## EXERCISE INSTRUCTIONS
Where a line below holds the string "structured", copy that line.

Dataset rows
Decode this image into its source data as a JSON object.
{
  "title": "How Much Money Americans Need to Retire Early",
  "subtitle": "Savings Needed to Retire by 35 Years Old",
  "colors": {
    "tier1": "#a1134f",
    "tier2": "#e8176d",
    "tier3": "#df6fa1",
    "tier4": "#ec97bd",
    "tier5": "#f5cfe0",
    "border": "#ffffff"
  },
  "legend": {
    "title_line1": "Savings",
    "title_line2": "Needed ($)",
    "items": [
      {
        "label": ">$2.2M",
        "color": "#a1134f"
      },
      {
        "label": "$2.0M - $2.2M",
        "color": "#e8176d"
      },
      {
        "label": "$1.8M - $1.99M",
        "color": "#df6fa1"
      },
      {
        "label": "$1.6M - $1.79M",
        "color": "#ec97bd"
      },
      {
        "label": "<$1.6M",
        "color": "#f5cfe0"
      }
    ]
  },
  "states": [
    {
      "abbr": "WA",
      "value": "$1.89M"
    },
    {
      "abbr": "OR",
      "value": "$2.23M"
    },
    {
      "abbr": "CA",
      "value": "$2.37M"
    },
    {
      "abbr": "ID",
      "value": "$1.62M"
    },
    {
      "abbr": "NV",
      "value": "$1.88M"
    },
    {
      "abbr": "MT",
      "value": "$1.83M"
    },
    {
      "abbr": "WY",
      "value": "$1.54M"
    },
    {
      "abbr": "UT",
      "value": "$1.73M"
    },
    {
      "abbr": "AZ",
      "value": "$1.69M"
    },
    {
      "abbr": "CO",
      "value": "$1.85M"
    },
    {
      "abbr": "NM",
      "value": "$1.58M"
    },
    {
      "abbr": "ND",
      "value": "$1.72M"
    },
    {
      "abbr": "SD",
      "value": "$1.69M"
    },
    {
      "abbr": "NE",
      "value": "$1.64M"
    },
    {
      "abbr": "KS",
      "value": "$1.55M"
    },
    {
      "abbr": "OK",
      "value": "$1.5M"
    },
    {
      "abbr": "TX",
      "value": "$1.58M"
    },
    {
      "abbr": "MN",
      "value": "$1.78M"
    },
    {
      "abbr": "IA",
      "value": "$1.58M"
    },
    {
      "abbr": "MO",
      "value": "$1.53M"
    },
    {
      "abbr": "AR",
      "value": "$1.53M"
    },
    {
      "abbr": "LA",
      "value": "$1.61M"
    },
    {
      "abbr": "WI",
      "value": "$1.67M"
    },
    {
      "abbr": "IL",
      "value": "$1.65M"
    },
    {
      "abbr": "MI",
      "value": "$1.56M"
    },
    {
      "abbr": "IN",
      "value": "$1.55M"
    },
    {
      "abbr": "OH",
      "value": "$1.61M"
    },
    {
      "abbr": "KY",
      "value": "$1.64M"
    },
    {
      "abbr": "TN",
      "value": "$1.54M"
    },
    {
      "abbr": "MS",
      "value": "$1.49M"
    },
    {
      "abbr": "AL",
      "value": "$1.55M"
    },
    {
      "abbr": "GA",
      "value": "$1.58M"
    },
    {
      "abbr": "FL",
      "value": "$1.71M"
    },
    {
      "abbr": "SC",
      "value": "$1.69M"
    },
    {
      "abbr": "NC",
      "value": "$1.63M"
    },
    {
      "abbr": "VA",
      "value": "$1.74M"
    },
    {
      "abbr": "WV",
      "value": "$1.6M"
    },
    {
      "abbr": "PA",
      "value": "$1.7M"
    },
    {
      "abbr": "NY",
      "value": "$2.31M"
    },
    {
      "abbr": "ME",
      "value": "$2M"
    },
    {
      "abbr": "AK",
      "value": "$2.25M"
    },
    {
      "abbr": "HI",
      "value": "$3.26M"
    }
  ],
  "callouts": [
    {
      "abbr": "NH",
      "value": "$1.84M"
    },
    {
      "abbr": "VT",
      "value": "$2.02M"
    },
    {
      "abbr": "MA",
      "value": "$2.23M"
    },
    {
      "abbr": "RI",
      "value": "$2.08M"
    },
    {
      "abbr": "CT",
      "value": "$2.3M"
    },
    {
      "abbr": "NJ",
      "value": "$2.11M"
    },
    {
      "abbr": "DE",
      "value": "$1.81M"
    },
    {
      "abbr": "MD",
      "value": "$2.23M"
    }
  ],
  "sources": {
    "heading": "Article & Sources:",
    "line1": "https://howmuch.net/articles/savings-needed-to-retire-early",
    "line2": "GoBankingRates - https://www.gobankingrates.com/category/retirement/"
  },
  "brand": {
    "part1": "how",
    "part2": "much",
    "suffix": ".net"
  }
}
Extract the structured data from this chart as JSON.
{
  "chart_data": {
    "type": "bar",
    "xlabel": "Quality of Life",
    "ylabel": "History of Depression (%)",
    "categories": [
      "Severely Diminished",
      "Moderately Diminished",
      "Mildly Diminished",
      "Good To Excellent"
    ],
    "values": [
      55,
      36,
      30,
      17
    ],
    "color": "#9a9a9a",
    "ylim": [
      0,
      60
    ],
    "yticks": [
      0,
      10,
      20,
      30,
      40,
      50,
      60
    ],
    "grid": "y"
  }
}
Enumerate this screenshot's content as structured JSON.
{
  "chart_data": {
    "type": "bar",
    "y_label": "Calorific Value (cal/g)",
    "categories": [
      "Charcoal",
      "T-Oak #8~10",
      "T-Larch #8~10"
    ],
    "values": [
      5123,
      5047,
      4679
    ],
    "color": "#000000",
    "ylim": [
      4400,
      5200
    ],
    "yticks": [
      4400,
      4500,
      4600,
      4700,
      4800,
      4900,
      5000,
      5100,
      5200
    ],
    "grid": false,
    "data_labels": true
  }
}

## COMPLETE OUTPUT
Extract the structured data from this chart as JSON.
Enumerate this screenshot's content as structured JSON.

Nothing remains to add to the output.